■ **Problem to solve**
Locate the string "page" in the listing below. Copy every line where it is found.

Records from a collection
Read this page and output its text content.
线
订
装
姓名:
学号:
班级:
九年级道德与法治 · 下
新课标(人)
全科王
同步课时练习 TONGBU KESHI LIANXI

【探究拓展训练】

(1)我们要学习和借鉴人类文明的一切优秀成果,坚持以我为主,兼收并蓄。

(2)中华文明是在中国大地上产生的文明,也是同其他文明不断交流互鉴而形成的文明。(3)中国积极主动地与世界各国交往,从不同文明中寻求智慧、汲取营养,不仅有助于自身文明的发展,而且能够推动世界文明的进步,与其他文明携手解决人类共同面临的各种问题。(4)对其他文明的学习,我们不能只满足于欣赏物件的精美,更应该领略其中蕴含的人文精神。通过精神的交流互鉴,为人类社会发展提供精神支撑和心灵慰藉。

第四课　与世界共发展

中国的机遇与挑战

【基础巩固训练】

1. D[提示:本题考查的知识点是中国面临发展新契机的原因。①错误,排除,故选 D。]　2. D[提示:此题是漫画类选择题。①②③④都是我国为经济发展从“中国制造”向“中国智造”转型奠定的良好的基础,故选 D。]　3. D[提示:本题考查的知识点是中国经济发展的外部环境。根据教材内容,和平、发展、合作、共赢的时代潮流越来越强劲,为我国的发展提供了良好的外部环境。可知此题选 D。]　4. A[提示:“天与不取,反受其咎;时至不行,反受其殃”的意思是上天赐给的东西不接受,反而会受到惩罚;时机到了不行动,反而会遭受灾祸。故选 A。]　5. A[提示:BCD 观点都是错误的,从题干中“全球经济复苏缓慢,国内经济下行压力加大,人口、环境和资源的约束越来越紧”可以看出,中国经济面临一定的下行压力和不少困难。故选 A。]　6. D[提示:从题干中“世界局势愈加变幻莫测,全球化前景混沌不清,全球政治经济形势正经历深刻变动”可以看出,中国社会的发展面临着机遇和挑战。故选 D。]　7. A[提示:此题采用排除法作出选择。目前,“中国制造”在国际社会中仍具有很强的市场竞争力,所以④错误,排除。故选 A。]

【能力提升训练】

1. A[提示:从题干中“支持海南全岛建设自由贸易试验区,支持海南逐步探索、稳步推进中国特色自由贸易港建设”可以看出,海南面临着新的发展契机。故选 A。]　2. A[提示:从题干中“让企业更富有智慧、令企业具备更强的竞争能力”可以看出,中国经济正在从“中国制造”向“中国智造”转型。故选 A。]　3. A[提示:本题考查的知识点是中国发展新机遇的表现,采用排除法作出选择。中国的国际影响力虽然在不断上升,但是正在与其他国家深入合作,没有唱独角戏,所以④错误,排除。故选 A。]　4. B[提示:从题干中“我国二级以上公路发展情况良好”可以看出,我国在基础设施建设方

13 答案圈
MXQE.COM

--

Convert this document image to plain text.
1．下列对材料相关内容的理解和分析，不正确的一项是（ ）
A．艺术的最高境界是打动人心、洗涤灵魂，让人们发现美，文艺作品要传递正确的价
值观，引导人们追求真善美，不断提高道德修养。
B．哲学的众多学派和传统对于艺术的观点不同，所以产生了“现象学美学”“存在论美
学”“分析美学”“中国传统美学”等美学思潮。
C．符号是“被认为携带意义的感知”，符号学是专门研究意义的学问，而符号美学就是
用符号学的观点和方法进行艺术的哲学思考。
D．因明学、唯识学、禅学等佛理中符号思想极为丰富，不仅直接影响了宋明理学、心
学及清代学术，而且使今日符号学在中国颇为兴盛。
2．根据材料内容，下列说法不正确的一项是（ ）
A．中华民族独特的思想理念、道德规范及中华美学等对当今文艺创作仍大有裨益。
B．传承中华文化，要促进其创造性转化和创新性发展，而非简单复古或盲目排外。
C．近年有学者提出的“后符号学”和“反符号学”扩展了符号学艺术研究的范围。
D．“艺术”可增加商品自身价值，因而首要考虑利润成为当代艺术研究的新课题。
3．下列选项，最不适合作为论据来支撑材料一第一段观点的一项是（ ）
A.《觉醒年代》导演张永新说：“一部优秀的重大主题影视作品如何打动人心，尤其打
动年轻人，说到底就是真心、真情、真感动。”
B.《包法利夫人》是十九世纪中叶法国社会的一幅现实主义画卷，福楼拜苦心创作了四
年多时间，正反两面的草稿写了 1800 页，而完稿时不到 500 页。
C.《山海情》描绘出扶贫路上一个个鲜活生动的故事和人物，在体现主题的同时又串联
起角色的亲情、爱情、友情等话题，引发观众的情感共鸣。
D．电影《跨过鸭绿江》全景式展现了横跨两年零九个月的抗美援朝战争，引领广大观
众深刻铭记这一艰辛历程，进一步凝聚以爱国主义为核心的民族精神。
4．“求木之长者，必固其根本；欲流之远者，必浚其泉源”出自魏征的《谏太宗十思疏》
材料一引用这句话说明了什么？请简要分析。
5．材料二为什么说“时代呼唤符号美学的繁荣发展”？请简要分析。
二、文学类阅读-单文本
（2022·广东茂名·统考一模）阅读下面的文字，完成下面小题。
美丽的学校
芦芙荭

==

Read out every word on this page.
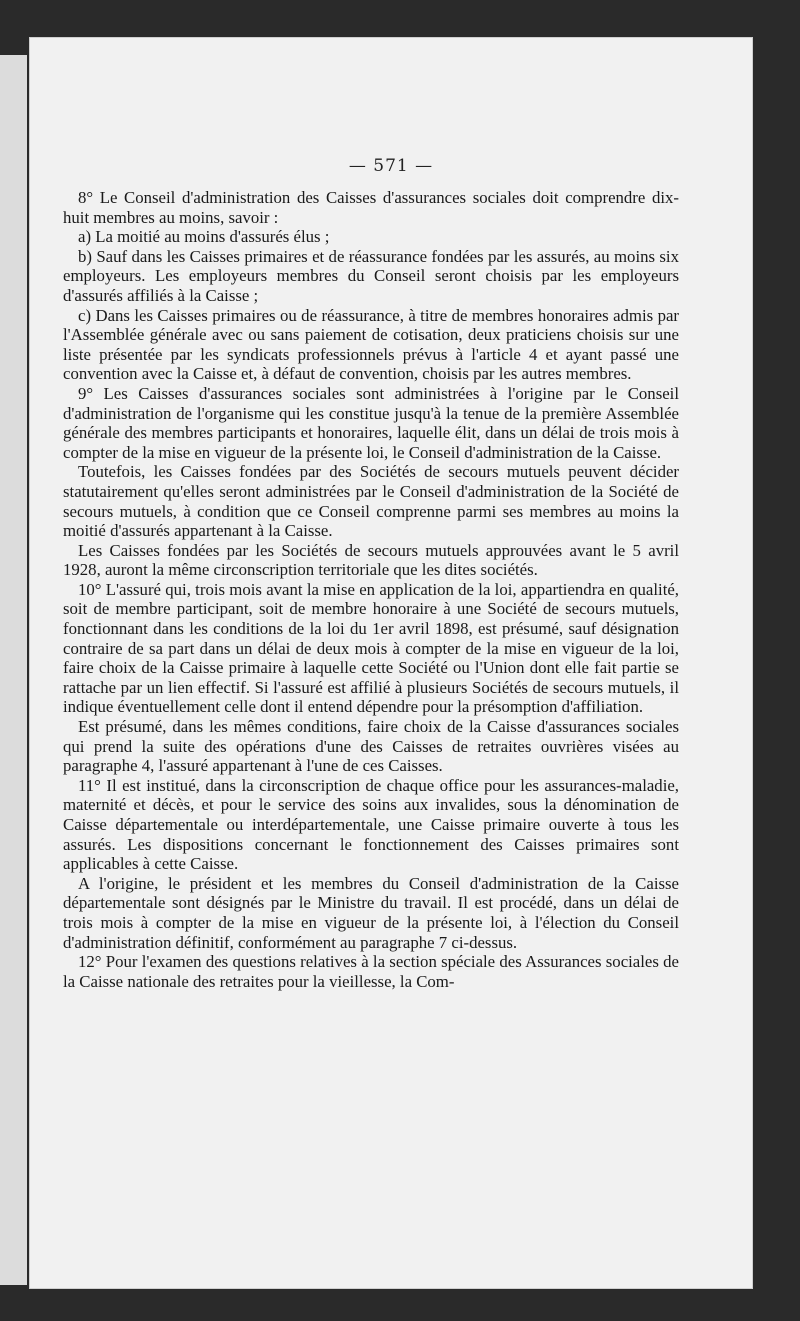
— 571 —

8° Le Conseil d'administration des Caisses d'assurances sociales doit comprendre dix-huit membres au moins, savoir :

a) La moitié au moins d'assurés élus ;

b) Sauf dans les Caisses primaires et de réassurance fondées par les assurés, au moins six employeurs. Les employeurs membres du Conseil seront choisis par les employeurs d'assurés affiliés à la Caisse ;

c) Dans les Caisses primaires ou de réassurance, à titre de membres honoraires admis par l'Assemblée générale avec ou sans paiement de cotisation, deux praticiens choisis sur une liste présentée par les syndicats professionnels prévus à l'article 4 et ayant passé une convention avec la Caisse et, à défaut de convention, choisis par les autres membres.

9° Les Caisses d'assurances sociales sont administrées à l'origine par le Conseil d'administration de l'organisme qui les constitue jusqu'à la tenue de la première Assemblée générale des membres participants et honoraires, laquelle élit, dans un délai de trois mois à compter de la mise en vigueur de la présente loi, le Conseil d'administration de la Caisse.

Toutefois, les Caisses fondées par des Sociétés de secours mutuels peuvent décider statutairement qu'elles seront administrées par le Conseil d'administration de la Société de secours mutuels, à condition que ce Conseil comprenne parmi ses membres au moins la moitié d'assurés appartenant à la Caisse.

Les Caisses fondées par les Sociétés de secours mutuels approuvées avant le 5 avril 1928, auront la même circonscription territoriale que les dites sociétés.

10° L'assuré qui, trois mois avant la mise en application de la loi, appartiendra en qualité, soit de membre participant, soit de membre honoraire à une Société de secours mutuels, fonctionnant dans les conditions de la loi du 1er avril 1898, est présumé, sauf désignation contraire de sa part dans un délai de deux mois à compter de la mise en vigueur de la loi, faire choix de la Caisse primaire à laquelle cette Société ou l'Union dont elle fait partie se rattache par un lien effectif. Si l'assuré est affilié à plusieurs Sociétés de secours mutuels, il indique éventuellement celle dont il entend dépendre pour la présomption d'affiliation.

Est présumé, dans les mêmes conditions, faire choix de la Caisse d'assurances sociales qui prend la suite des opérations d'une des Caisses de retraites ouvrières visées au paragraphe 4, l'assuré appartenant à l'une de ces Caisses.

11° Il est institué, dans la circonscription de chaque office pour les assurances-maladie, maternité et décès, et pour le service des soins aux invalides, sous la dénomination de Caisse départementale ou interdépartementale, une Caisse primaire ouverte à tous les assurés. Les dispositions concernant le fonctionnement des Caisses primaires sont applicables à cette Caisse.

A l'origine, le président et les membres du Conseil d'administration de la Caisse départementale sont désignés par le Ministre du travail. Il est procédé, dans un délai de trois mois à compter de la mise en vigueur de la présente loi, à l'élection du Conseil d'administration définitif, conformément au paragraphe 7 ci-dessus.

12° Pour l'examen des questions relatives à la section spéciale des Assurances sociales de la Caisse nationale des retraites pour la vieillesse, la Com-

■ **Task response**
Read this page and output its text content.
Read out every word on this page.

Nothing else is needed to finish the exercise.